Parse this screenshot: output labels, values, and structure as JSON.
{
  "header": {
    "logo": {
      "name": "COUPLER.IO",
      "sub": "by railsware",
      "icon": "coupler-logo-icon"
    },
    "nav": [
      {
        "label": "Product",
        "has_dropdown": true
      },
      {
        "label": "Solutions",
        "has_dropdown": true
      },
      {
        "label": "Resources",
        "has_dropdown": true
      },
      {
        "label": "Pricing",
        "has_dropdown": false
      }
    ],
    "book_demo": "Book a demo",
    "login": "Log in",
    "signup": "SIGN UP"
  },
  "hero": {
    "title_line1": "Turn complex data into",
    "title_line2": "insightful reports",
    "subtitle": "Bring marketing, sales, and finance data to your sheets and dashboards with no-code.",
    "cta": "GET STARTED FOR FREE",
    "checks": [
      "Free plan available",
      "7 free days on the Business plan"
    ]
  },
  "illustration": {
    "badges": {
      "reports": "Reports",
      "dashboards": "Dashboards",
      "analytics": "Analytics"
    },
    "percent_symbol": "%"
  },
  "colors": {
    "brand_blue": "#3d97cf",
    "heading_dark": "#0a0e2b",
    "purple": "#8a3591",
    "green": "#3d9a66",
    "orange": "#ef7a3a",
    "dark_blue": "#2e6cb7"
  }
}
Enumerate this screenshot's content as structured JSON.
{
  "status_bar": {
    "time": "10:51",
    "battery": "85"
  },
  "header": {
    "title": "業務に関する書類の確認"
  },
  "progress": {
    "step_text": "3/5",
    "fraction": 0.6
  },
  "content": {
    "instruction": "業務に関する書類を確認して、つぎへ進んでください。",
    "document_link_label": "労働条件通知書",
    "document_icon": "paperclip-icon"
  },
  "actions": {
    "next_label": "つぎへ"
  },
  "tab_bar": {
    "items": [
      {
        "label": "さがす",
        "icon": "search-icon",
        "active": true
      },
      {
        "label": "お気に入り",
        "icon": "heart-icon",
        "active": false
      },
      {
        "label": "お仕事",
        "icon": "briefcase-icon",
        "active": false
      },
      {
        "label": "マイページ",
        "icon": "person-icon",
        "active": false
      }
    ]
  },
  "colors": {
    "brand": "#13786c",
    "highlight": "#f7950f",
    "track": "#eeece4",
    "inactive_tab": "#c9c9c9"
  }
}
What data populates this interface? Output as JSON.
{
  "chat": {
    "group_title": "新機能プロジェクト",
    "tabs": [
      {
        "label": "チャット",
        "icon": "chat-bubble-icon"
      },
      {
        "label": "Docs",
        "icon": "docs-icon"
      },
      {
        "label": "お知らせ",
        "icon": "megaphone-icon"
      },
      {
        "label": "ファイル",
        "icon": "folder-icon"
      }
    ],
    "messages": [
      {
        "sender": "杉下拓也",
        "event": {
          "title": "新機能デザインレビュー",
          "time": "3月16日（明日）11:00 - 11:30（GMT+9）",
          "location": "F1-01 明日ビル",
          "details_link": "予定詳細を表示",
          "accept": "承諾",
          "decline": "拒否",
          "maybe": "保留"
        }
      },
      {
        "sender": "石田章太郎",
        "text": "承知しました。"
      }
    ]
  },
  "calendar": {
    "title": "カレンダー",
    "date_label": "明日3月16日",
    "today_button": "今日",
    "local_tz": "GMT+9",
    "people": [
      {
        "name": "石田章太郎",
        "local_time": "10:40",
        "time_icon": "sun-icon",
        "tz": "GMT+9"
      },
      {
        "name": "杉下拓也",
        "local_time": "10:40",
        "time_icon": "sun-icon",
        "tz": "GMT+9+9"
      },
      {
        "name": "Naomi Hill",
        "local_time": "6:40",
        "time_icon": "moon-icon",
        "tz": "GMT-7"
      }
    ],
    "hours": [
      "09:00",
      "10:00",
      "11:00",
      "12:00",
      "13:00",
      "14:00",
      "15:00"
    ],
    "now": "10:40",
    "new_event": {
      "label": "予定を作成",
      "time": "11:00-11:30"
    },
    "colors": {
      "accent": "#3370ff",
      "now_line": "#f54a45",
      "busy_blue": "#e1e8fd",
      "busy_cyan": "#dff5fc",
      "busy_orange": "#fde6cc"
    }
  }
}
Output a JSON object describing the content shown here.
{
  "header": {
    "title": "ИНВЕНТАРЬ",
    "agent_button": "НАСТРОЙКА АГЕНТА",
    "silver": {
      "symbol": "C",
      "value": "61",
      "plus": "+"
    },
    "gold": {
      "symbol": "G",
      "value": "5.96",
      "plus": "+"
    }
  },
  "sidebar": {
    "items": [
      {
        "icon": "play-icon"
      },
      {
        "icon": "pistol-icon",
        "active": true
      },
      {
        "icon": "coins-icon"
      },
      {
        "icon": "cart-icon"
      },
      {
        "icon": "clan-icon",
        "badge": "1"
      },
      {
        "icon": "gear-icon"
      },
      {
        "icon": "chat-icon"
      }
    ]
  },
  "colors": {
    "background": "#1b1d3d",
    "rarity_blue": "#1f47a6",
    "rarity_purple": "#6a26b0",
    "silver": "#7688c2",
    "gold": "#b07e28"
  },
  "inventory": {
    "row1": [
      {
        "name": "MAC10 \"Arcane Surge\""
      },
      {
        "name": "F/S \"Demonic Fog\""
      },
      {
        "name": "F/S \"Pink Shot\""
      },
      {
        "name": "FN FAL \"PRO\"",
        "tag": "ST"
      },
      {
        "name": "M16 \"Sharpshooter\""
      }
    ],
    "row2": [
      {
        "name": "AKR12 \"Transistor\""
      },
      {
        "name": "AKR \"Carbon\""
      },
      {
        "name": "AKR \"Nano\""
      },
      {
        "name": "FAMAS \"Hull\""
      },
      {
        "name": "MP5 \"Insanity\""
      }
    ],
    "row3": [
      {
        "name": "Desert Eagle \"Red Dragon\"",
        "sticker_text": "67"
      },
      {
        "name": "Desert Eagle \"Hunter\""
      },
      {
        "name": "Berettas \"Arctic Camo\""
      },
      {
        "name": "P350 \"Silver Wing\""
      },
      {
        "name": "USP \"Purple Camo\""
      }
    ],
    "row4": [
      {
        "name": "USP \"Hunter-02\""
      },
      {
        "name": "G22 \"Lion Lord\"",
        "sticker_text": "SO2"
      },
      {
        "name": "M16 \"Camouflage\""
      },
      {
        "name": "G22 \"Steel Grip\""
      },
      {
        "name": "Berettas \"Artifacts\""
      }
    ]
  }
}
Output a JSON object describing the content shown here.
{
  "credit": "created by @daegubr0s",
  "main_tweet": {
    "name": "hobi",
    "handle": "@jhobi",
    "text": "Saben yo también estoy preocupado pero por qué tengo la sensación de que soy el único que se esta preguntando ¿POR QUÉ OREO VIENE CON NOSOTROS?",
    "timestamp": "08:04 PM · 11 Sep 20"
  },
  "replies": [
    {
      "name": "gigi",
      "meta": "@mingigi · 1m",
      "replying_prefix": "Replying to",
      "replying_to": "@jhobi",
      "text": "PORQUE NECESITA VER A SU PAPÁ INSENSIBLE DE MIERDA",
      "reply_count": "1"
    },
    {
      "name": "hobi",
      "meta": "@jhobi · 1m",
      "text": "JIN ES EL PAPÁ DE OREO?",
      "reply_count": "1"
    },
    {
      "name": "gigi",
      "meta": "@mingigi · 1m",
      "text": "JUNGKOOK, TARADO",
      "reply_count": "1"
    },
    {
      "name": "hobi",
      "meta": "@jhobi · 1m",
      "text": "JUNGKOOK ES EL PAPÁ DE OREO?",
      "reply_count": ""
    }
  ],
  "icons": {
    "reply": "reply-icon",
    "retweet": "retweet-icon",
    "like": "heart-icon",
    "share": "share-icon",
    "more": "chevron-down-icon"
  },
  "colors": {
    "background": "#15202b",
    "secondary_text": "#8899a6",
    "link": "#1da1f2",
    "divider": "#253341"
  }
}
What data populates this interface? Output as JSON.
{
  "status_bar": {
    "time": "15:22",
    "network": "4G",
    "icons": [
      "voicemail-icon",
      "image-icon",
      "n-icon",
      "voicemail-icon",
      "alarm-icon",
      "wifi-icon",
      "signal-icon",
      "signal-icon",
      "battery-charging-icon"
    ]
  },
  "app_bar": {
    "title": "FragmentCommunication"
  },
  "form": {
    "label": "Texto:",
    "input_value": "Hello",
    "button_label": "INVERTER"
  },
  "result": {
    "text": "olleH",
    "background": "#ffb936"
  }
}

### WHAT IS ASKED
Lines from the records above that hold "data" are the ones to list.

### SOLUTION FOR THIS TASK
    "title_line1": "Turn complex data into",
    "subtitle": "Bring marketing, sales, and finance data to your sheets and dashboards with no-code.",
What data populates this interface? Output as JSON.
What data populates this interface? Output as JSON.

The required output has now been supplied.